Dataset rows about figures
* * * * * * *

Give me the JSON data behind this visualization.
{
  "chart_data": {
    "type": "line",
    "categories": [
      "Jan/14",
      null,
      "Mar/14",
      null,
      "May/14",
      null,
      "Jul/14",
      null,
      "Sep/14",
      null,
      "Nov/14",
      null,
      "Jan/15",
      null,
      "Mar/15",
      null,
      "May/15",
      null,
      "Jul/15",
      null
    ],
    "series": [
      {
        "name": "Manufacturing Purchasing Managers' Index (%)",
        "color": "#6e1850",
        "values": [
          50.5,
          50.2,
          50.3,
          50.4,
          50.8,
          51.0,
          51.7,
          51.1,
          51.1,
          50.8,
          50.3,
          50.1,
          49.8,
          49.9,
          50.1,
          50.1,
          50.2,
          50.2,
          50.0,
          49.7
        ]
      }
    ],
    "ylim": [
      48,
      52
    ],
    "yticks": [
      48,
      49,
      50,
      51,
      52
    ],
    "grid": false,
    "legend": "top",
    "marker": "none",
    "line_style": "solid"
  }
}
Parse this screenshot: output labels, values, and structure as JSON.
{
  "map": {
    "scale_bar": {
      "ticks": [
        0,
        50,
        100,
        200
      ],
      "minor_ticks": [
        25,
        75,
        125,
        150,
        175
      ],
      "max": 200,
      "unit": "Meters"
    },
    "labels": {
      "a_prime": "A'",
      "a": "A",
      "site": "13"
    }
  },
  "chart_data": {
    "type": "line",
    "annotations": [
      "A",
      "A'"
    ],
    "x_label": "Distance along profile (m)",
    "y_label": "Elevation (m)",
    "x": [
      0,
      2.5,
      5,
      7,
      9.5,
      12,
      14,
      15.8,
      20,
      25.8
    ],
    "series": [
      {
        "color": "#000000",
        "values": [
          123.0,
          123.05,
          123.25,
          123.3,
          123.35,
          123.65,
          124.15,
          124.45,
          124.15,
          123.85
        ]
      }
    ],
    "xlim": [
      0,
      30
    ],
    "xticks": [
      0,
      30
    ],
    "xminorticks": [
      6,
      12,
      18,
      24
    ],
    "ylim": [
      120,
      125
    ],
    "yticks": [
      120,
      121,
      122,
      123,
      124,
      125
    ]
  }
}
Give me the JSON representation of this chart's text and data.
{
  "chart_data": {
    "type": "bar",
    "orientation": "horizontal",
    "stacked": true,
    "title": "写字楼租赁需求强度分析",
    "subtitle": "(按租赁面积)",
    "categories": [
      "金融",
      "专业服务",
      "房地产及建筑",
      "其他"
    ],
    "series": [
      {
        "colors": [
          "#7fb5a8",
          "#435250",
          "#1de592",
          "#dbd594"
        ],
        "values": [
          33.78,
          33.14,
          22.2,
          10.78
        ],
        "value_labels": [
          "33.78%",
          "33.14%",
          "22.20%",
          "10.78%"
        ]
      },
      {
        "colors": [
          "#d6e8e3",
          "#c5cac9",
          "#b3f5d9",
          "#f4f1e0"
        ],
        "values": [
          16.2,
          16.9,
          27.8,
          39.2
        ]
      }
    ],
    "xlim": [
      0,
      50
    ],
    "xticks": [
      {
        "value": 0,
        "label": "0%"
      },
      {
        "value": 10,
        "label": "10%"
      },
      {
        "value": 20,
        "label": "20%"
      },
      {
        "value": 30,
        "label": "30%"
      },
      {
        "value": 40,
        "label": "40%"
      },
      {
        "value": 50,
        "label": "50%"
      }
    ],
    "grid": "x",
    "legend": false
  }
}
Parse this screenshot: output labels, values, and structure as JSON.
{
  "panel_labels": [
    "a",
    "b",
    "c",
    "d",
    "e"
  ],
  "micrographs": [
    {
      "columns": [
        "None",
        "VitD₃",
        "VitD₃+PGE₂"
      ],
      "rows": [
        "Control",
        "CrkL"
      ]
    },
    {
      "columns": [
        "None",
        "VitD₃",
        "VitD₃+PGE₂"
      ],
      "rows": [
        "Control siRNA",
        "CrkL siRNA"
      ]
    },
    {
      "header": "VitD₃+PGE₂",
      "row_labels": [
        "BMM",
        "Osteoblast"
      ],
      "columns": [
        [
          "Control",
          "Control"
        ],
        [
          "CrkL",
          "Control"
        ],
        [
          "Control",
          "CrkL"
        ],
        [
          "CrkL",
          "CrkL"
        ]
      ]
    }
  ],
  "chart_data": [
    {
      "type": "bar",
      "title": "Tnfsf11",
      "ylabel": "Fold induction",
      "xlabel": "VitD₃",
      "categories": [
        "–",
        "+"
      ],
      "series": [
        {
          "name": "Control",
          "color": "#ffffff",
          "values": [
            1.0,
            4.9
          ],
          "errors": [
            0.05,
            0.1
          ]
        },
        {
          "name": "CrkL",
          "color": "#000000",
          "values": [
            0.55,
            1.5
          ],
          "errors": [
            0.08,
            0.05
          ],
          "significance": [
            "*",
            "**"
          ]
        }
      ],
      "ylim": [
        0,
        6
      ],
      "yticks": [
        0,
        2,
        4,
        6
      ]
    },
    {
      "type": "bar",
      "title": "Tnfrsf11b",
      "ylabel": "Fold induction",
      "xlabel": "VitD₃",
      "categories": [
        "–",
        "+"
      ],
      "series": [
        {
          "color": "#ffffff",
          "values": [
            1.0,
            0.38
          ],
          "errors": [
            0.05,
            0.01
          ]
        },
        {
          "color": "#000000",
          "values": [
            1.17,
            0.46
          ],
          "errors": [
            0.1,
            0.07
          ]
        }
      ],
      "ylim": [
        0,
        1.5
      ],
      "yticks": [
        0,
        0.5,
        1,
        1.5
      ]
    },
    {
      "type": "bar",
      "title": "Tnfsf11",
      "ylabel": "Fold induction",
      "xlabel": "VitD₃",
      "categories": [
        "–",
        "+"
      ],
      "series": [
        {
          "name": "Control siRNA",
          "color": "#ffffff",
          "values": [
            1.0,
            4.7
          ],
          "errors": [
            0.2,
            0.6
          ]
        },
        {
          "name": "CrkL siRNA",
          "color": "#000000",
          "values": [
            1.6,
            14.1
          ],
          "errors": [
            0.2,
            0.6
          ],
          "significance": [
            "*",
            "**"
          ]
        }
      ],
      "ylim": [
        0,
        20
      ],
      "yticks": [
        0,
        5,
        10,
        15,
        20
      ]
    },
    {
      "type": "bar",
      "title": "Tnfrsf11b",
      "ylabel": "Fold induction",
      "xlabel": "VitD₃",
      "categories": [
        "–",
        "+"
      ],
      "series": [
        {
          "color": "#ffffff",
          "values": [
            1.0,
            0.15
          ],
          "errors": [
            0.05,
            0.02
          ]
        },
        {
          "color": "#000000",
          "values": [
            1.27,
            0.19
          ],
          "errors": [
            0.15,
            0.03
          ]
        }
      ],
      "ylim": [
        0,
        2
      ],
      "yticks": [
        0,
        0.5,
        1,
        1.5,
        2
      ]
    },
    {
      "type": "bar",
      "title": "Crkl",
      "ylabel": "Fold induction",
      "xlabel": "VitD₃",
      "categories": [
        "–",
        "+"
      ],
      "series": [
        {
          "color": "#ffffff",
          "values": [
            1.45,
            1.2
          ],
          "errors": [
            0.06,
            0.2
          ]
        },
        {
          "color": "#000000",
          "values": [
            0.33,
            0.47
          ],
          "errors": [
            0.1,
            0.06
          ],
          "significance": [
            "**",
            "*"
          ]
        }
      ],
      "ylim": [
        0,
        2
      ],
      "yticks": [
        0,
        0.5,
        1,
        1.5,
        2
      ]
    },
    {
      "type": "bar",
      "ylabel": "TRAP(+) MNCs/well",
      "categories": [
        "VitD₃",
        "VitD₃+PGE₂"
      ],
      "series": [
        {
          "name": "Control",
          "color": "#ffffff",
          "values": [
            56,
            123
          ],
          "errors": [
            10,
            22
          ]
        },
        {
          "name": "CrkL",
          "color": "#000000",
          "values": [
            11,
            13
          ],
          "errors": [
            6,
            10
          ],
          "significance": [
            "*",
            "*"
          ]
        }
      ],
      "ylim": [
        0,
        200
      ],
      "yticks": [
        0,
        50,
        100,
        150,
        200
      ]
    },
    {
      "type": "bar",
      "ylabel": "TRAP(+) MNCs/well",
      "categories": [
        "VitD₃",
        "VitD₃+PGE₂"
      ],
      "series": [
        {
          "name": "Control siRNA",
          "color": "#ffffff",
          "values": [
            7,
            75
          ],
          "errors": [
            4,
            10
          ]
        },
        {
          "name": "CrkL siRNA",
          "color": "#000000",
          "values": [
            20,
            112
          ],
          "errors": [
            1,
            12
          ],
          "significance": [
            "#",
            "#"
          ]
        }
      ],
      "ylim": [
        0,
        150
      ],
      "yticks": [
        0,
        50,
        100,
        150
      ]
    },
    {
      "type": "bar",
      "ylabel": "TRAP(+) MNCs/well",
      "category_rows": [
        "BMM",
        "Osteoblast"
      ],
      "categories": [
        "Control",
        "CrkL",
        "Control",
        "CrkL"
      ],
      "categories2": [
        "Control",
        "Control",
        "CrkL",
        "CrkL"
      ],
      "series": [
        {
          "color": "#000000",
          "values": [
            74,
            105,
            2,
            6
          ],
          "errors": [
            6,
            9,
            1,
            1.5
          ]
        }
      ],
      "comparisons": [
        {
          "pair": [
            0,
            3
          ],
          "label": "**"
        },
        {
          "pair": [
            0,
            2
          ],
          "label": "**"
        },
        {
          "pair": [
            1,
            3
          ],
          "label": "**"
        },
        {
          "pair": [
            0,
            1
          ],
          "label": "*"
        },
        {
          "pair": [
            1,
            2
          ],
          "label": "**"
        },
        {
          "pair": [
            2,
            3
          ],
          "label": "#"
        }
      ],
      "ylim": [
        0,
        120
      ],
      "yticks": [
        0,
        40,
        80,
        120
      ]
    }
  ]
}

* * * * * * *

== INSTRUCTIONS TO FOLLOW ==
Copy each line above that contains the string "this".

== REPLY ==
Give me the JSON data behind this visualization.
Parse this screenshot: output labels, values, and structure as JSON.
Give me the JSON representation of this chart's text and data.
Parse this screenshot: output labels, values, and structure as JSON.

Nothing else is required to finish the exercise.